With no line left out, restate the data word for word.
━━━ Records provided
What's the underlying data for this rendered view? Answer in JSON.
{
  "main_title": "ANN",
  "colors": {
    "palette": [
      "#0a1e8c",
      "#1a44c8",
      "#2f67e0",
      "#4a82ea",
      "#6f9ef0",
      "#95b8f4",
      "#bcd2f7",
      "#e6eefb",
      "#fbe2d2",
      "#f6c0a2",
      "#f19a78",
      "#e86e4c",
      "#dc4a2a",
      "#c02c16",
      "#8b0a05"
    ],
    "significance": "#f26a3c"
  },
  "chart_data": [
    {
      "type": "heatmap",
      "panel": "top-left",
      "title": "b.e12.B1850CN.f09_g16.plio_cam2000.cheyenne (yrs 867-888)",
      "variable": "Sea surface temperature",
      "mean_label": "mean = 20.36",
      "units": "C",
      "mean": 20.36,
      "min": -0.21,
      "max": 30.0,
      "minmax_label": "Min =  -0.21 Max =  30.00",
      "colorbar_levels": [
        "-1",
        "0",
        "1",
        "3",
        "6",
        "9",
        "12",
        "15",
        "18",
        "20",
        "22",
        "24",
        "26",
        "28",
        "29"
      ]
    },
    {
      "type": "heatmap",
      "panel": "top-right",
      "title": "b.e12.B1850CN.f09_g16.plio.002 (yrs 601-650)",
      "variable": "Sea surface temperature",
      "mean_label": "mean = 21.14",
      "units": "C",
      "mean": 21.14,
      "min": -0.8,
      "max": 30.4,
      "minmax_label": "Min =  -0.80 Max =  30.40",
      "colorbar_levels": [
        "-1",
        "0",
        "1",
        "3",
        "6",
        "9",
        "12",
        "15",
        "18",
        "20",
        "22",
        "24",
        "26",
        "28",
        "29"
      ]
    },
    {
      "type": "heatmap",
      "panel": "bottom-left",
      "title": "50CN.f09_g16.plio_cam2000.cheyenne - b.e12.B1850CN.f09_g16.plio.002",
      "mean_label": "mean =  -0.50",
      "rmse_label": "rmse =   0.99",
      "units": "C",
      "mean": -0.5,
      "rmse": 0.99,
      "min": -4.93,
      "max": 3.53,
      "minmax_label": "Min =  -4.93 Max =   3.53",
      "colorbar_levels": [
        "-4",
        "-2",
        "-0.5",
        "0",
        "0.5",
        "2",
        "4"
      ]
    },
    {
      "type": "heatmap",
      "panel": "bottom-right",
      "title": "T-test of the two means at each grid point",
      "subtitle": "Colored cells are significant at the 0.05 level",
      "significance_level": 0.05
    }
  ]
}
━━━━━━
■ Task response ■
What's the underlying data for this rendered view? Answer in JSON.
{
  "main_title": "ANN",
  "colors": {
    "palette": [
      "#0a1e8c",
      "#1a44c8",
      "#2f67e0",
      "#4a82ea",
      "#6f9ef0",
      "#95b8f4",
      "#bcd2f7",
      "#e6eefb",
      "#fbe2d2",
      "#f6c0a2",
      "#f19a78",
      "#e86e4c",
      "#dc4a2a",
      "#c02c16",
      "#8b0a05"
    ],
    "significance": "#f26a3c"
  },
  "chart_data": [
    {
      "type": "heatmap",
      "panel": "top-left",
      "title": "b.e12.B1850CN.f09_g16.plio_cam2000.cheyenne (yrs 867-888)",
      "variable": "Sea surface temperature",
      "mean_label": "mean = 20.36",
      "units": "C",
      "mean": 20.36,
      "min": -0.21,
      "max": 30.0,
      "minmax_label": "Min =  -0.21 Max =  30.00",
      "colorbar_levels": [
        "-1",
        "0",
        "1",
        "3",
        "6",
        "9",
        "12",
        "15",
        "18",
        "20",
        "22",
        "24",
        "26",
        "28",
        "29"
      ]
    },
    {
      "type": "heatmap",
      "panel": "top-right",
      "title": "b.e12.B1850CN.f09_g16.plio.002 (yrs 601-650)",
      "variable": "Sea surface temperature",
      "mean_label": "mean = 21.14",
      "units": "C",
      "mean": 21.14,
      "min": -0.8,
      "max": 30.4,
      "minmax_label": "Min =  -0.80 Max =  30.40",
      "colorbar_levels": [
        "-1",
        "0",
        "1",
        "3",
        "6",
        "9",
        "12",
        "15",
        "18",
        "20",
        "22",
        "24",
        "26",
        "28",
        "29"
      ]
    },
    {
      "type": "heatmap",
      "panel": "bottom-left",
      "title": "50CN.f09_g16.plio_cam2000.cheyenne - b.e12.B1850CN.f09_g16.plio.002",
      "mean_label": "mean =  -0.50",
      "rmse_label": "rmse =   0.99",
      "units": "C",
      "mean": -0.5,
      "rmse": 0.99,
      "min": -4.93,
      "max": 3.53,
      "minmax_label": "Min =  -4.93 Max =   3.53",
      "colorbar_levels": [
        "-4",
        "-2",
        "-0.5",
        "0",
        "0.5",
        "2",
        "4"
      ]
    },
    {
      "type": "heatmap",
      "panel": "bottom-right",
      "title": "T-test of the two means at each grid point",
      "subtitle": "Colored cells are significant at the 0.05 level",
      "significance_level": 0.05
    }
  ]
}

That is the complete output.